Exercise instructions:
Which lines hold the word "flowyoga"? Copy each of them from the material.

-------

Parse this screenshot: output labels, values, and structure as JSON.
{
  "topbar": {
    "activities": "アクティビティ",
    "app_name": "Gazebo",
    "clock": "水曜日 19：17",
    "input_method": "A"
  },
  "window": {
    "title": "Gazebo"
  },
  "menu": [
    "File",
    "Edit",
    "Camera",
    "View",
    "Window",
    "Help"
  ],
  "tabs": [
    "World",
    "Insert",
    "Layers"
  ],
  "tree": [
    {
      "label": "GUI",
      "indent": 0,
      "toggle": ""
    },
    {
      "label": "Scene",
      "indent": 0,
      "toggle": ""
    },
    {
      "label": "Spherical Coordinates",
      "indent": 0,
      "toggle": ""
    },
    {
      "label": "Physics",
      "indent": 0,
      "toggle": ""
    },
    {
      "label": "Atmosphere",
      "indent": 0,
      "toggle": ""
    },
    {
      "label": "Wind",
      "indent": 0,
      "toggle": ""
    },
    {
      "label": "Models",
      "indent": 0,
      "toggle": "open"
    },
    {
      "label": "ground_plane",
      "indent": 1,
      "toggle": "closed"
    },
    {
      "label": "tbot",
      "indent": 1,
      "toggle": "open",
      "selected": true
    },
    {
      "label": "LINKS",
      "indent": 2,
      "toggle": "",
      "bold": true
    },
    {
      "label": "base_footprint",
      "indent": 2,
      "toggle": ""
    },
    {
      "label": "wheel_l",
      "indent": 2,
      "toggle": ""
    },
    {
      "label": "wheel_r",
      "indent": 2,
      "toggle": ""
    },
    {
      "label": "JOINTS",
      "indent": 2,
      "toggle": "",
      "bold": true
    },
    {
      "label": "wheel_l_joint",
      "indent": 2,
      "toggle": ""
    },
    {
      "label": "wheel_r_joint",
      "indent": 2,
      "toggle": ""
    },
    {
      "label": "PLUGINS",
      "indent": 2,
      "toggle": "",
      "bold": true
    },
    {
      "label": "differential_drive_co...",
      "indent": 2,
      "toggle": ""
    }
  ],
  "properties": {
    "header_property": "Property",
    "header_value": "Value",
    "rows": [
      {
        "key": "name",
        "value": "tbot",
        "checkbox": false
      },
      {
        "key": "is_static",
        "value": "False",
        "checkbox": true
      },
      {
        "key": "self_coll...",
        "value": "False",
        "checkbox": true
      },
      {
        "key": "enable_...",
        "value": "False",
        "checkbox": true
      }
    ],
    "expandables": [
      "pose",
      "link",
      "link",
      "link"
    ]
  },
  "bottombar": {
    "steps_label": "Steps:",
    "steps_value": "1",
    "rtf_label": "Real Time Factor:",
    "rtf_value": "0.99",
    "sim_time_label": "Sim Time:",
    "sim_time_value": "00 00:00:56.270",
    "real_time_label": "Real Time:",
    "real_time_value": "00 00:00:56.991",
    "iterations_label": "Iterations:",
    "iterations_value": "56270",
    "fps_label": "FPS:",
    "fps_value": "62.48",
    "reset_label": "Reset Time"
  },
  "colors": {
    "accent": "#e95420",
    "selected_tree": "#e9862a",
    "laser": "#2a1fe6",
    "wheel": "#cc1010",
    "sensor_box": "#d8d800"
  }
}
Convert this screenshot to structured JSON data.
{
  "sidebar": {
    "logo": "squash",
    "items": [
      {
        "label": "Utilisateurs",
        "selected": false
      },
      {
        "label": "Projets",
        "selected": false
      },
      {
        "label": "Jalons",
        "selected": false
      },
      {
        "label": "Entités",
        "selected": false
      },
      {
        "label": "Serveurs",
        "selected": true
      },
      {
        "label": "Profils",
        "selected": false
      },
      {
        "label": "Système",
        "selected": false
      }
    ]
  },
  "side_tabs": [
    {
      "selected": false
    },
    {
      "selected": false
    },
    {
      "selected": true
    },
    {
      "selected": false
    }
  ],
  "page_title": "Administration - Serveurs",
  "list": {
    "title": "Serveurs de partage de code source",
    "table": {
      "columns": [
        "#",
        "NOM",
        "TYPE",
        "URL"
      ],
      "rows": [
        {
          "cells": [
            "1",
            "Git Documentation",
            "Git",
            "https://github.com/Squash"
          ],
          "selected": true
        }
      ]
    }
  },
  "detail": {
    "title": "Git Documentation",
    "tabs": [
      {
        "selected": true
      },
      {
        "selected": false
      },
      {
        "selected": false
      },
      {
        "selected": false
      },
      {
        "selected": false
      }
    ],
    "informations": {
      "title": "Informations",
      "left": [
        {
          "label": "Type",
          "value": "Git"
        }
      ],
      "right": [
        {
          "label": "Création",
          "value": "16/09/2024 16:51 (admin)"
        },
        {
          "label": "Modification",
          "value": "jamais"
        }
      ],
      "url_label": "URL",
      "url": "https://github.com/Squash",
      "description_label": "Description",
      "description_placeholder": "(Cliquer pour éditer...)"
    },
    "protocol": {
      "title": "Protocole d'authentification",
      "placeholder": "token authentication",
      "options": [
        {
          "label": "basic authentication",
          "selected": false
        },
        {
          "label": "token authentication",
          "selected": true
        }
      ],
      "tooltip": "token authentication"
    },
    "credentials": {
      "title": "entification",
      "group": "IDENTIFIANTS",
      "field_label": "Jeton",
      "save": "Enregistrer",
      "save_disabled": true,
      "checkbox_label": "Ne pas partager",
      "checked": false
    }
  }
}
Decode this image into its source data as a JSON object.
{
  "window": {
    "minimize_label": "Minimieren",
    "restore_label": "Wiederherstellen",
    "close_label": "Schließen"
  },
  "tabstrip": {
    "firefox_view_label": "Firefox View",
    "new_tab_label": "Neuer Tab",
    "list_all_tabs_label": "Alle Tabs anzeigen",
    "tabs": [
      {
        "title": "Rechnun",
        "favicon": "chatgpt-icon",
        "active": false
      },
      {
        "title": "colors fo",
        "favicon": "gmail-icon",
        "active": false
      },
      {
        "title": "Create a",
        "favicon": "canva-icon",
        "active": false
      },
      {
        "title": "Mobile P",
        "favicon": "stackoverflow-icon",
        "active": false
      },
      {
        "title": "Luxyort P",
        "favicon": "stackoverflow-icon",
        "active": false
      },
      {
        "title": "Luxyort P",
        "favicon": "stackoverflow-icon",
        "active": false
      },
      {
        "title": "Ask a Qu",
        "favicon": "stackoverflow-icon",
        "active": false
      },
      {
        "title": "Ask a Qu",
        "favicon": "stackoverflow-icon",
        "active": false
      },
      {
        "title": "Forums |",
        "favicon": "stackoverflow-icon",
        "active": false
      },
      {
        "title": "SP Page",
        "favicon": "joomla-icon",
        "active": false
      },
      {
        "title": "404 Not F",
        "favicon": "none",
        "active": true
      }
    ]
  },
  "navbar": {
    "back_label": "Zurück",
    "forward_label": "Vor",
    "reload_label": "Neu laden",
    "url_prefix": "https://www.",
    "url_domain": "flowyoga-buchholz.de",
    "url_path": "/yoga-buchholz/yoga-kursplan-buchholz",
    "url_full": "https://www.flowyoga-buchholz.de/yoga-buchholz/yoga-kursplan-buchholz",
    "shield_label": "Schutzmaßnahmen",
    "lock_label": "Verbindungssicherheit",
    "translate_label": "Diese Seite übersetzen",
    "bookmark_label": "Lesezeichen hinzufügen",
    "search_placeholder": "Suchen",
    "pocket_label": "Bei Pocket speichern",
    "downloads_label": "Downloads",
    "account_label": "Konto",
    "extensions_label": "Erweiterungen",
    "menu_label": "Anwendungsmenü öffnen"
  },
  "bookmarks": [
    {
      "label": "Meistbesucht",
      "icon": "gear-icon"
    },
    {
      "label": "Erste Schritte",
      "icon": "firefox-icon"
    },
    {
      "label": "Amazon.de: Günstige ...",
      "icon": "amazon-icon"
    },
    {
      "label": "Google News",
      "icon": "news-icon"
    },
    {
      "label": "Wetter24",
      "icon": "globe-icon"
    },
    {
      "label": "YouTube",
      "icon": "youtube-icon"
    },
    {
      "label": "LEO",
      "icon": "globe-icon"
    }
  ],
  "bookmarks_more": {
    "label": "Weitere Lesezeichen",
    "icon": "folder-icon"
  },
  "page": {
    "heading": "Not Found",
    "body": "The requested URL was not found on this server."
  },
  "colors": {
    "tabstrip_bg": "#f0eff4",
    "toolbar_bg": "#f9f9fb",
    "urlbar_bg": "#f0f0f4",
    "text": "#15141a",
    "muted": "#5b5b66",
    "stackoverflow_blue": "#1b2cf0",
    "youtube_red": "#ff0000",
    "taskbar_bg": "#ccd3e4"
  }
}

-------

Task answer:
    "url_domain": "flowyoga-buchholz.de",
    "url_full": "https://www.flowyoga-buchholz.de/yoga-buchholz/yoga-kursplan-buchholz",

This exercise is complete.